» TEXT
────────────────

Becoming Earth: How Our Planet Came to Life by Ferris Jabr (June 25, $29, ISBN 978-0-593-13397-2) delineates how living organisms’ interactions with air, rocks, and water have driven evolution and shaped environments in California, the Amazon, and other locales.

Every Living Thing:
The
Great and Deadly Race to Know All Life by Jason Roberts (Mar. 12, $35, ISBN 978-1-9848-5520-6) chronicles the competing efforts of Swedish doctor Carl Linnaeus and French polymath Georges-Louis de Buffon to create comprehensive catalogues of life on Earth in the 18th century.

Reaktion

Saving the World: How Forests Inspired Global Efforts to Stop Climate Change by Brett M. Bennett and Gregory A. Barton (July 13, $25, ISBN 978-1-78914-874-9) details the ways in which 18th-century initiatives against deforestation, motivated by the belief that forests recycled rain, advanced humanity’s understanding of how human actions affect climate.

Riverhead

Love Triangle: How Trigonometry Shapes the World by Matt Parker (July 16, $30, ISBN 978-0-593-41810-9) explains how triangles have enabled cartography, gifs, and space exploration, among other achievements, through stories of the mathematicians and engineers who studied the shapes.

Scribner

Kingdom of Play: What Ball-Bouncing Octopuses, Belly-Flopping Monkeys, and Mud-Sliding Elephants Reveal about Life Itself by David Toomey (Mar. 19, $29, ISBN 978-1-982154-46-2) investigates what scientific experiments are revealing about the purpose of play for Alaskan brown bears, Australian octopuses, Kalahari meerkats, and other animals.

────────────────

» SOURCE DATA
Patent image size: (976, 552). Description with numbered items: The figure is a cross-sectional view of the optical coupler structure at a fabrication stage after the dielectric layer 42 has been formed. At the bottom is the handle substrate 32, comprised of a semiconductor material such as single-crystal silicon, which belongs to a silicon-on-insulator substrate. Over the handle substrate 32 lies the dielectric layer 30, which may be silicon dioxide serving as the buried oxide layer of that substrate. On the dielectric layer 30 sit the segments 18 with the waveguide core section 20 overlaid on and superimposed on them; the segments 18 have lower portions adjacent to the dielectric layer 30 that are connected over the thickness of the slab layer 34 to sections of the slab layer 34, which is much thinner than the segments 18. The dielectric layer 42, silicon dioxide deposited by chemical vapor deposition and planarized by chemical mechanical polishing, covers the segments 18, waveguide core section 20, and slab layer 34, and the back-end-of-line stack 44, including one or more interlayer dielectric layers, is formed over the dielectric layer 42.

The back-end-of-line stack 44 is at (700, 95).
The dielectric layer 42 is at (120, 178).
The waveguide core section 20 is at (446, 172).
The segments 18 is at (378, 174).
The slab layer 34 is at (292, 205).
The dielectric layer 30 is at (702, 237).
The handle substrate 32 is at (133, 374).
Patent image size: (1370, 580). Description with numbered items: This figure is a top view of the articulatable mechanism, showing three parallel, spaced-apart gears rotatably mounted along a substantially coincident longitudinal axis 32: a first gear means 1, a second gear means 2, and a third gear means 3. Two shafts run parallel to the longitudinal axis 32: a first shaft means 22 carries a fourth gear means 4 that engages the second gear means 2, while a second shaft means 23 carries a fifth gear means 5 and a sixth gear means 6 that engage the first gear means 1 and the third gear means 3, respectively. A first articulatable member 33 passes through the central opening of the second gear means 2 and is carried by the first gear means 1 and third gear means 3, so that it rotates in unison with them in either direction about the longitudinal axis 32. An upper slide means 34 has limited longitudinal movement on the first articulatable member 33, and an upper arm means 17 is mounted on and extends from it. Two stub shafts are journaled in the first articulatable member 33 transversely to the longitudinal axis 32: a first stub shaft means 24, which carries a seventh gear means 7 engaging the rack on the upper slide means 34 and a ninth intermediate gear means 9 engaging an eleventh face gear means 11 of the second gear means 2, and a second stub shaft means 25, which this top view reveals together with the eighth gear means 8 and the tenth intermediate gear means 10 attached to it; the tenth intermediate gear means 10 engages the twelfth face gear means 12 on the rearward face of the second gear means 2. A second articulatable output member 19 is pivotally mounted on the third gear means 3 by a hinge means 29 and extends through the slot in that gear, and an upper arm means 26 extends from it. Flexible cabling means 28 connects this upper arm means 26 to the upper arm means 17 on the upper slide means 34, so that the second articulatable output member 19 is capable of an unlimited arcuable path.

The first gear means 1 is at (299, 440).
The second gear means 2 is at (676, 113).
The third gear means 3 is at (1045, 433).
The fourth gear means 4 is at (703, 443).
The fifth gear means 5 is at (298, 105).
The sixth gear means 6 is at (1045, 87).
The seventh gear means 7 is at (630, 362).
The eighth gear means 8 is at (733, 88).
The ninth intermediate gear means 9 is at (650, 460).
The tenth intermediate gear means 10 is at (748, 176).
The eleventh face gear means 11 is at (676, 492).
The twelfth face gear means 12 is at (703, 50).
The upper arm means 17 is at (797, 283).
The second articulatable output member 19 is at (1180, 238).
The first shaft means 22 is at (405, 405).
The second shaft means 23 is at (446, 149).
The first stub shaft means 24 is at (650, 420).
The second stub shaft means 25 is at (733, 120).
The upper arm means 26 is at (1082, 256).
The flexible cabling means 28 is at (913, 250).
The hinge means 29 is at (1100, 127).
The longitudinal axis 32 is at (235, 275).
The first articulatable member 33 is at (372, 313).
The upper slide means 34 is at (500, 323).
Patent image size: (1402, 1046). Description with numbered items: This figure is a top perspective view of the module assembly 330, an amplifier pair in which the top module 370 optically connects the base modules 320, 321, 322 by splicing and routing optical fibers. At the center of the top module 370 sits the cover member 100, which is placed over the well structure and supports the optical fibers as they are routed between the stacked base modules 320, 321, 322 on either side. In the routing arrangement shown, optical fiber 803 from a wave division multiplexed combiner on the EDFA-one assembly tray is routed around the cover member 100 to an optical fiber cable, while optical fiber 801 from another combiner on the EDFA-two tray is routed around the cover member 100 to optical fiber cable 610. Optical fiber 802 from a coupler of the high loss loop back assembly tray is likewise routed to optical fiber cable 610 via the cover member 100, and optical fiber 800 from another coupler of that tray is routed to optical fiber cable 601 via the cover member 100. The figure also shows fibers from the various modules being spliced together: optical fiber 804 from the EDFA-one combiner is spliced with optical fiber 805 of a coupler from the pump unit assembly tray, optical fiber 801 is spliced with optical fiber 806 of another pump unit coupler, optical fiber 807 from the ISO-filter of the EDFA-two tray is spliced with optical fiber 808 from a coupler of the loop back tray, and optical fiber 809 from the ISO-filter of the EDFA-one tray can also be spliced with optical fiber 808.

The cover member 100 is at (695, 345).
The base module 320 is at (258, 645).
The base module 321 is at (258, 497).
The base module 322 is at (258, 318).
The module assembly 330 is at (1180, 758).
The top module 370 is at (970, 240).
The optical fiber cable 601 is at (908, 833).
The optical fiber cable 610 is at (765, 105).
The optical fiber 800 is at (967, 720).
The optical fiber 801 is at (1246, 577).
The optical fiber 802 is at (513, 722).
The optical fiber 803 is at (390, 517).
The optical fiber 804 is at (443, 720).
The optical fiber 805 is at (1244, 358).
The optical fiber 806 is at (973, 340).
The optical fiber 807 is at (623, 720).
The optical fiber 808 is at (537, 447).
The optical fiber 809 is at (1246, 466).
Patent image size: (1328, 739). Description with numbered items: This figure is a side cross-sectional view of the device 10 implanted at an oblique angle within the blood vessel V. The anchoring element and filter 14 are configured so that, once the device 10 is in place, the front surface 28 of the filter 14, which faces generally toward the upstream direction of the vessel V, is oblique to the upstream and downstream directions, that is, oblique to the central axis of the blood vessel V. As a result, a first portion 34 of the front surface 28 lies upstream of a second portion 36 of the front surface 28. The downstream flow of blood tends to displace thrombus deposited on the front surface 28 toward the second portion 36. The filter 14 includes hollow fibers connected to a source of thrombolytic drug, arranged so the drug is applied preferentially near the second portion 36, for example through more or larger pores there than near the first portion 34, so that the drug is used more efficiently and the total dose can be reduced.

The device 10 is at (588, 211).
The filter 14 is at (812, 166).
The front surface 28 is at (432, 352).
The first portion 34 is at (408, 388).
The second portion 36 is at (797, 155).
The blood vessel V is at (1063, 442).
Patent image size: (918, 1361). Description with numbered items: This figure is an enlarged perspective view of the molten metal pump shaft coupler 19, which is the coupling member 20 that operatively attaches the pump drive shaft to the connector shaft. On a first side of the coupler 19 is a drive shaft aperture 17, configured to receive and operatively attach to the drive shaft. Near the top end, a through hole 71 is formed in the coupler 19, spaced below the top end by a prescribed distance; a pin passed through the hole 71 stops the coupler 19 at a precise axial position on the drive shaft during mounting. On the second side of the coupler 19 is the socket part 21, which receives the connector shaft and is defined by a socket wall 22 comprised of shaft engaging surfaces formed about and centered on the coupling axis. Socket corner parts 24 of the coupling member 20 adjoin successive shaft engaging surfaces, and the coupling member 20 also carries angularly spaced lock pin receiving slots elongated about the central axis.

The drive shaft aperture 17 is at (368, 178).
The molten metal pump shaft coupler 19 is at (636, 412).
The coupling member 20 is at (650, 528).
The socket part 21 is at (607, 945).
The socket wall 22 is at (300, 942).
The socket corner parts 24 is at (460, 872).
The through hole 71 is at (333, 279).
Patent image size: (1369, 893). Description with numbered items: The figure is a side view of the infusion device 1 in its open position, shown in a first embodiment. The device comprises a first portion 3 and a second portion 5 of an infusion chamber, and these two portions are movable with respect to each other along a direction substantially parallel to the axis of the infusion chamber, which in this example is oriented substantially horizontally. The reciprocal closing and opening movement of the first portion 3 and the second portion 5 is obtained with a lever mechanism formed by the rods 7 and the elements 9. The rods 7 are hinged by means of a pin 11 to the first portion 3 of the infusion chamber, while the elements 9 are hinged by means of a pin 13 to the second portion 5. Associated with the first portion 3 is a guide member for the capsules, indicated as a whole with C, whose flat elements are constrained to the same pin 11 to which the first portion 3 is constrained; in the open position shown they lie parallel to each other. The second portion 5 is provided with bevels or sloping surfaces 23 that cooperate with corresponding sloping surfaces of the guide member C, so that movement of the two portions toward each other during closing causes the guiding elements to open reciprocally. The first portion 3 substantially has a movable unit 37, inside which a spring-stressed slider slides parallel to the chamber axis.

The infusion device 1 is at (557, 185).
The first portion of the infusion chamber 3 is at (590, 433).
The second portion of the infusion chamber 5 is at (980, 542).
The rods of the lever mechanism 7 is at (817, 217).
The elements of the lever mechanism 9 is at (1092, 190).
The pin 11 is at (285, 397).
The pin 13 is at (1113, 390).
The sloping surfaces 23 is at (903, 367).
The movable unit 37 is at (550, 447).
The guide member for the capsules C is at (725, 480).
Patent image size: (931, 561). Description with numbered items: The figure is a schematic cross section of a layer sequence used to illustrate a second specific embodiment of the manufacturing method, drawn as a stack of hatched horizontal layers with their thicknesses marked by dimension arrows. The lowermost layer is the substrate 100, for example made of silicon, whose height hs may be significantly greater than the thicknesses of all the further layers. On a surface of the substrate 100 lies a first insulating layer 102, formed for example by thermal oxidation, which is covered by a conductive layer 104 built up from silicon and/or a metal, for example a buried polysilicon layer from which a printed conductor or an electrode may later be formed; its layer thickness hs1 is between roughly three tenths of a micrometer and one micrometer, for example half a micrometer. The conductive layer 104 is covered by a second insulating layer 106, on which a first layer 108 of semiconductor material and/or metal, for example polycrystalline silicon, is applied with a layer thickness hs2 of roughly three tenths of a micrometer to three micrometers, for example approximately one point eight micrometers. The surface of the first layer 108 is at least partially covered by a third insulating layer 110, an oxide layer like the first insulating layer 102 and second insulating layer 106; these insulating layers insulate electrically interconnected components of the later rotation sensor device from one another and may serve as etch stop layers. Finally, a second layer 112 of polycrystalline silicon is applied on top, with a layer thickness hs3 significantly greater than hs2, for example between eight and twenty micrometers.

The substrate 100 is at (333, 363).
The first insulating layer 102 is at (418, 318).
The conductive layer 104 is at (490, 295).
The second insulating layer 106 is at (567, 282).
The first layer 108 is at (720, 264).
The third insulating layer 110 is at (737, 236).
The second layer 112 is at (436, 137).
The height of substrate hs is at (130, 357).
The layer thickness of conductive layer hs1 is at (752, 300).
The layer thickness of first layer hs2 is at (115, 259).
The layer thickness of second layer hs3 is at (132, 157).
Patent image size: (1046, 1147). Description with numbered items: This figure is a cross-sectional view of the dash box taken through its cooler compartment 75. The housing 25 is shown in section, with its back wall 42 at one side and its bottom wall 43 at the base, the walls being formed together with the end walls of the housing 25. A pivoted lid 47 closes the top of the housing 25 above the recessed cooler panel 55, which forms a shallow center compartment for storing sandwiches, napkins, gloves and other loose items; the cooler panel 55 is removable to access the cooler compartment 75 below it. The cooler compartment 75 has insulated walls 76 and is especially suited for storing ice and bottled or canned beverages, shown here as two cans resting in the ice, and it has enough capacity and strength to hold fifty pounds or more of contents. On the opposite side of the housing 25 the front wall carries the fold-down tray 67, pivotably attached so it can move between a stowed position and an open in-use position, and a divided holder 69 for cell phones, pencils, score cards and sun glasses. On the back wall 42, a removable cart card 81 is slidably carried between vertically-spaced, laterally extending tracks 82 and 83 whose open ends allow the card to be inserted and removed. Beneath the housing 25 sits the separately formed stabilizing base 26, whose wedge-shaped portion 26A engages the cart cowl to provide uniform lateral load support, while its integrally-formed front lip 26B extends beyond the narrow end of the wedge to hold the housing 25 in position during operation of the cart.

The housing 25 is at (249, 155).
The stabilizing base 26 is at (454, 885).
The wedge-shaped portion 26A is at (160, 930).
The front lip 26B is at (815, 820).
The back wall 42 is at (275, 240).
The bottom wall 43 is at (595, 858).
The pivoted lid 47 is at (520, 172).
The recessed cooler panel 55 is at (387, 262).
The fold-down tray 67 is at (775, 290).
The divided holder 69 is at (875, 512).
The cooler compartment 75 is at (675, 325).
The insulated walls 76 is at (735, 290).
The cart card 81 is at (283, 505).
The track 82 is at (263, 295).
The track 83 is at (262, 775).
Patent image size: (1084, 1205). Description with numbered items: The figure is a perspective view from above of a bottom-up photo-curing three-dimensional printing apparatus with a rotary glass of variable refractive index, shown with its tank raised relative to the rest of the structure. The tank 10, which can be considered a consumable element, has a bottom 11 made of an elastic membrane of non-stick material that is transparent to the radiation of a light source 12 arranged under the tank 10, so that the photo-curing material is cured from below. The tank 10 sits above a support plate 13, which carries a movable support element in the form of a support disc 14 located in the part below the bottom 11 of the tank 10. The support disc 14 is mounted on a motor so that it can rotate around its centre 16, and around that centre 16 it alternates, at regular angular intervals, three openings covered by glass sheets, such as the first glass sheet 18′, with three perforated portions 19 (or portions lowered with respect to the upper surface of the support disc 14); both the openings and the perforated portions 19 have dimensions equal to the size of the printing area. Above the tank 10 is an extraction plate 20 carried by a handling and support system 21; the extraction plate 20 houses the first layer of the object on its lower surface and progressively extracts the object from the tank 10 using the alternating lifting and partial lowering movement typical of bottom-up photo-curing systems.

────────────────

» WHAT YOU HAVE TO DO
Please carry on the list of new science books, starting after its last entry.

» ANSWER BELOW
Simon & Schuster

The Air They Breathe:
A Pediatrician on the
Frontlines of Climate Change by Debra Hendrickson (July 2, $27.99, ISBN 978-1-5011-9713-0). Nevada pediatrician Hendrickson explores the health effects of climate change by discussing how wildfires, hurricanes, and extreme heat are harming her young patients.

Smithsonian

Metamorphosis: How Insects Are Changing Our World by Erica McAlister and Adrian Washbourne (Apr. 9, $29.95, ISBN 978-1-58834-767-1) surveys the ways in which insects’ abilities and anatomy are inspiring such innovations as flying robots modeled on bees and medical probes designed to mimic the hawkmoth’s tongue.

Sourcebooks

The Things We Make: The Unknown History of Invention from Cathedrals to Soda Cans by Bill Hammack (Mar. 5, $18.99 trade paper, ISBN 978-1-72828-045-5) argues that a consistent set of principles and processes underlies all major inventions, including medieval stone arches and contemporary soda cans.

St. Martin’s

Alien Earths: The New Science of Planet Hunting in the Cosmos by Lisa Kaltenegger (Apr. 16, $30, ISBN 978-1-250-28363-4) looks at how understanding Earth’s history can inform the hunt for extraterrestrial life and spotlights unusual planets recently discovered by astrophysicists, including bodies covered in lava or orbiting two suns.

How to Win Friends and Influence Fungi: Collected Quirks of Science, Tech, Engineering, and Math from Nerd Nite by Chris Balakrishnan and Matt Wasowski, illus. by Kristen Orr (Feb. 20, $30, ISBN 978-1-250-28834-9), surveys scientific trivia on such topics as the biology of hangovers and the James Webb telescope’s influence on movie special effects.

Univ. of California

The Random Factor: How Chance and Luck Profoundly Shape Our Lives and the World Around Us by Mark Robert Rank (Apr. 23, $27.95, ISBN 978-0-520-39096-6) contends that chance plays a profound role in nature, history, and human societies, and reflects on how to model public policy, and one’s life, accordingly.

Univ. of Chicago

Extinctions: From Dinosaurs to You by Charles Frankel (May 30, $26, ISBN 978-0-226-74101-7) proposes that the mass dying out of dinosaurs and later annihilation of megafauna during the Ice Age reveal how humanity can survive climate change by preserving the planet’s biodiversity.

The Well-Connected Animal: Social Networks and the Wondrous Complexity of Animal Societies by Lee Alan Dugatkin (May 16, $29, ISBN 978-0-226-81878-8) studies how animals share information and resources through socializing, including how great tit birds learn to break into milk bottles and how vampire bats split meals.

Yale Univ.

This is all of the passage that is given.